begin

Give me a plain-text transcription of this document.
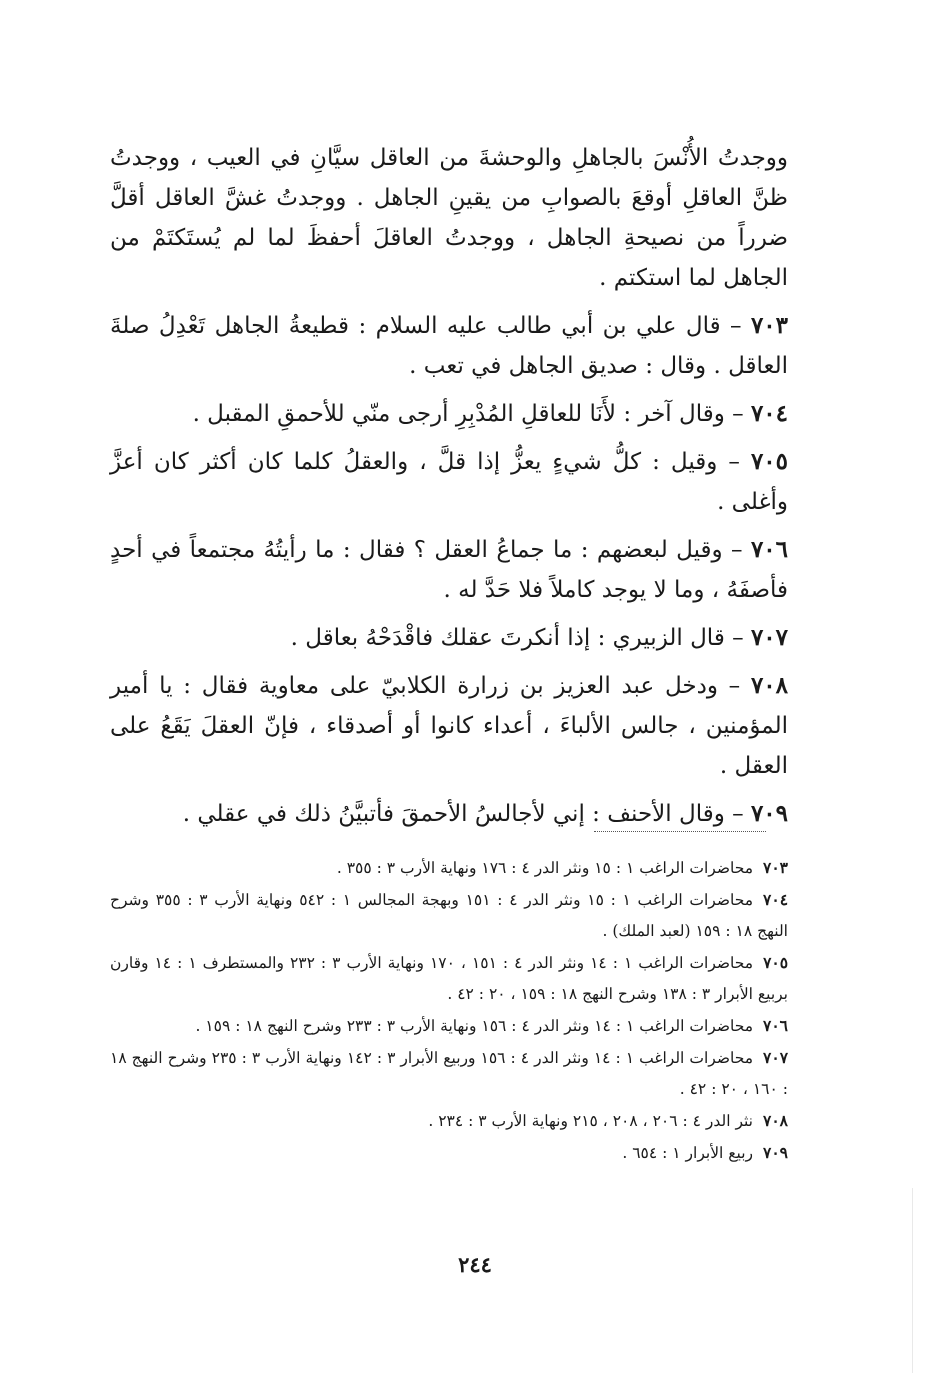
ووجدتُ الأُنْسَ بالجاهلِ والوحشةَ من العاقل سيَّانِ في العيب ، ووجدتُ ظنَّ العاقلِ أوقعَ بالصوابِ من يقينِ الجاهل . ووجدتُ غشَّ العاقل أقلَّ ضرراً من نصيحةِ الجاهل ، ووجدتُ العاقلَ أحفظَ لما لم يُستَكتَمْ من الجاهل لما استكتم .

٧٠٣ – قال علي بن أبي طالب عليه السلام : قطيعةُ الجاهل تَعْدِلُ صلةَ العاقل . وقال : صديق الجاهل في تعب .

٧٠٤ – وقال آخر : لأَنَا للعاقلِ المُدْبِرِ أرجى منّي للأحمقِ المقبل .

٧٠٥ – وقيل : كلُّ شيءٍ يعزُّ إذا قلَّ ، والعقلُ كلما كان أكثر كان أعزَّ وأغلى .

٧٠٦ – وقيل لبعضهم : ما جماعُ العقل ؟ فقال : ما رأيتُهُ مجتمعاً في أحدٍ فأصفَهُ ، وما لا يوجد كاملاً فلا حَدَّ له .

٧٠٧ – قال الزبيري : إذا أنكرتَ عقلك فاقْدَحْهُ بعاقل .

٧٠٨ – ودخل عبد العزيز بن زرارة الكلابيّ على معاوية فقال : يا أمير المؤمنين ، جالس الألباءَ ، أعداء كانوا أو أصدقاء ، فإنّ العقلَ يَقَعُ على العقل .

٧٠٩ – وقال الأحنف : إني لأجالسُ الأحمقَ فأتبيَّنُ ذلك في عقلي .

٧٠٣محاضرات الراغب ١ : ١٥ ونثر الدر ٤ : ١٧٦ ونهاية الأرب ٣ : ٣٥٥ .

٧٠٤محاضرات الراغب ١ : ١٥ ونثر الدر ٤ : ١٥١ وبهجة المجالس ١ : ٥٤٢ ونهاية الأرب ٣ : ٣٥٥ وشرح النهج ١٨ : ١٥٩ (لعبد الملك) .

٧٠٥محاضرات الراغب ١ : ١٤ ونثر الدر ٤ : ١٥١ ، ١٧٠ ونهاية الأرب ٣ : ٢٣٢ والمستطرف ١ : ١٤ وقارن بربيع الأبرار ٣ : ١٣٨ وشرح النهج ١٨ : ١٥٩ ، ٢٠ : ٤٢ .

٧٠٦محاضرات الراغب ١ : ١٤ ونثر الدر ٤ : ١٥٦ ونهاية الأرب ٣ : ٢٣٣ وشرح النهج ١٨ : ١٥٩ .

٧٠٧محاضرات الراغب ١ : ١٤ ونثر الدر ٤ : ١٥٦ وربيع الأبرار ٣ : ١٤٢ ونهاية الأرب ٣ : ٢٣٥ وشرح النهج ١٨ : ١٦٠ ، ٢٠ : ٤٢ .

٧٠٨نثر الدر ٤ : ٢٠٦ ، ٢٠٨ ، ٢١٥ ونهاية الأرب ٣ : ٢٣٤ .

٧٠٩ربيع الأبرار ١ : ٦٥٤ .

٢٤٤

end

EXERCISE GOAL: Return every line from the records above that holds the word "الأرب".

ANSWER IN FULL:
٧٠٣محاضرات الراغب ١ : ١٥ ونثر الدر ٤ : ١٧٦ ونهاية الأرب ٣ : ٣٥٥ .
٧٠٤محاضرات الراغب ١ : ١٥ ونثر الدر ٤ : ١٥١ وبهجة المجالس ١ : ٥٤٢ ونهاية الأرب ٣ : ٣٥٥ وشرح النهج ١٨ : ١٥٩ (لعبد الملك) .
٧٠٥محاضرات الراغب ١ : ١٤ ونثر الدر ٤ : ١٥١ ، ١٧٠ ونهاية الأرب ٣ : ٢٣٢ والمستطرف ١ : ١٤ وقارن بربيع الأبرار ٣ : ١٣٨ وشرح النهج ١٨ : ١٥٩ ، ٢٠ : ٤٢ .
٧٠٦محاضرات الراغب ١ : ١٤ ونثر الدر ٤ : ١٥٦ ونهاية الأرب ٣ : ٢٣٣ وشرح النهج ١٨ : ١٥٩ .
٧٠٧محاضرات الراغب ١ : ١٤ ونثر الدر ٤ : ١٥٦ وربيع الأبرار ٣ : ١٤٢ ونهاية الأرب ٣ : ٢٣٥ وشرح النهج ١٨ : ١٦٠ ، ٢٠ : ٤٢ .
٧٠٨نثر الدر ٤ : ٢٠٦ ، ٢٠٨ ، ٢١٥ ونهاية الأرب ٣ : ٢٣٤ .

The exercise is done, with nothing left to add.